Stored data entries
'''

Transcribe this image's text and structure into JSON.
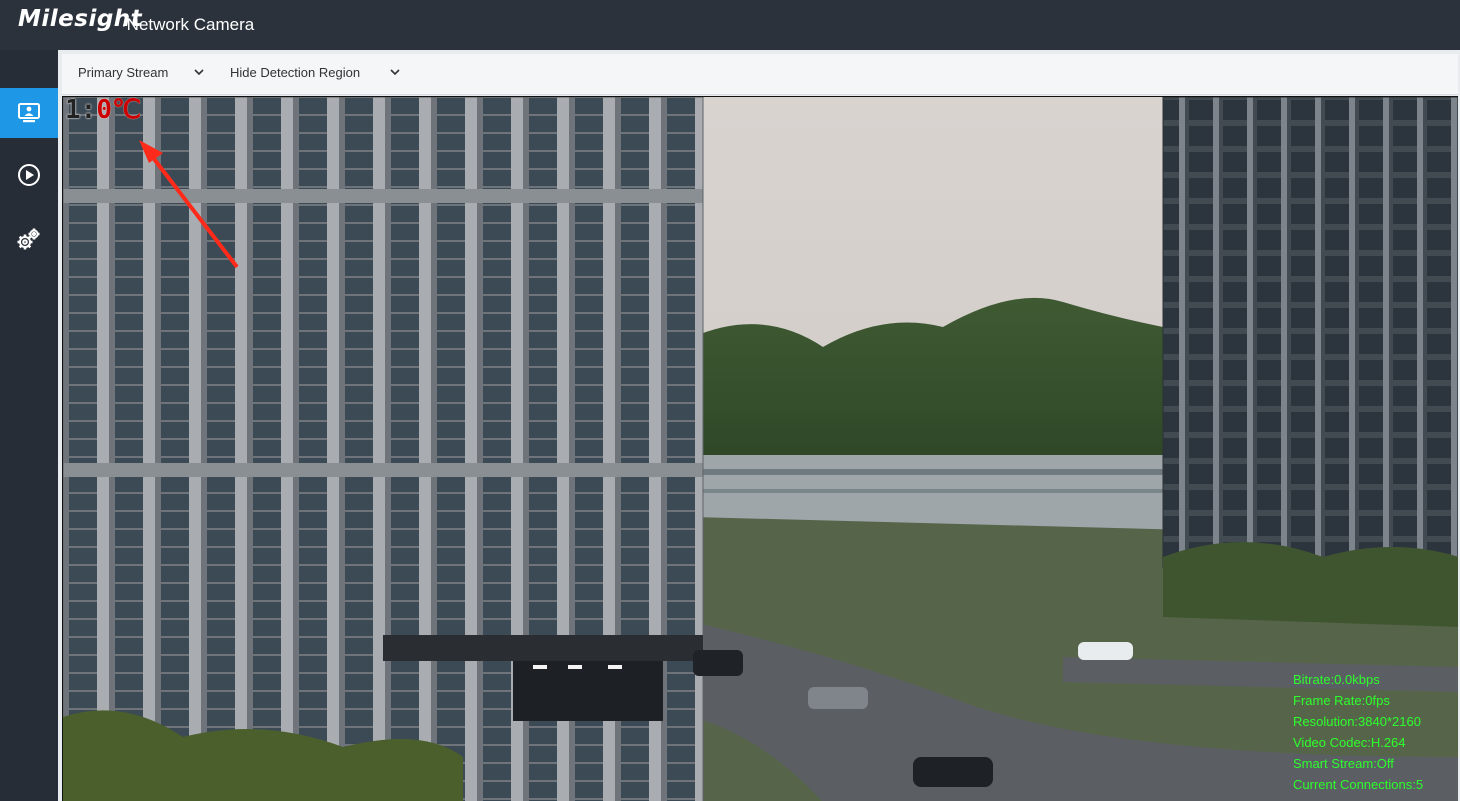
{
  "header": {
    "brand": "Milesight",
    "product": "·Network Camera"
  },
  "sidebar": {
    "items": [
      {
        "id": "live-view",
        "icon": "monitor-user-icon",
        "active": true
      },
      {
        "id": "playback",
        "icon": "play-circle-icon",
        "active": false
      },
      {
        "id": "settings",
        "icon": "gears-icon",
        "active": false
      }
    ]
  },
  "toolbar": {
    "stream": "Primary Stream",
    "region": "Hide Detection Region"
  },
  "video": {
    "osd": {
      "channel": "1:",
      "temperature": "0℃"
    },
    "stats": [
      "Bitrate:0.0kbps",
      "Frame Rate:0fps",
      "Resolution:3840*2160",
      "Video Codec:H.264",
      "Smart Stream:Off",
      "Current Connections:5"
    ]
  },
  "colors": {
    "accent": "#1e97e6",
    "header": "#2b323c",
    "osd_green": "#2dff2d",
    "osd_red": "#cc0000"
  }
}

'''

> What is expected
From the entries, report each line that includes the word "Stream".

> Result
    "stream": "Primary Stream",
      "Smart Stream:Off",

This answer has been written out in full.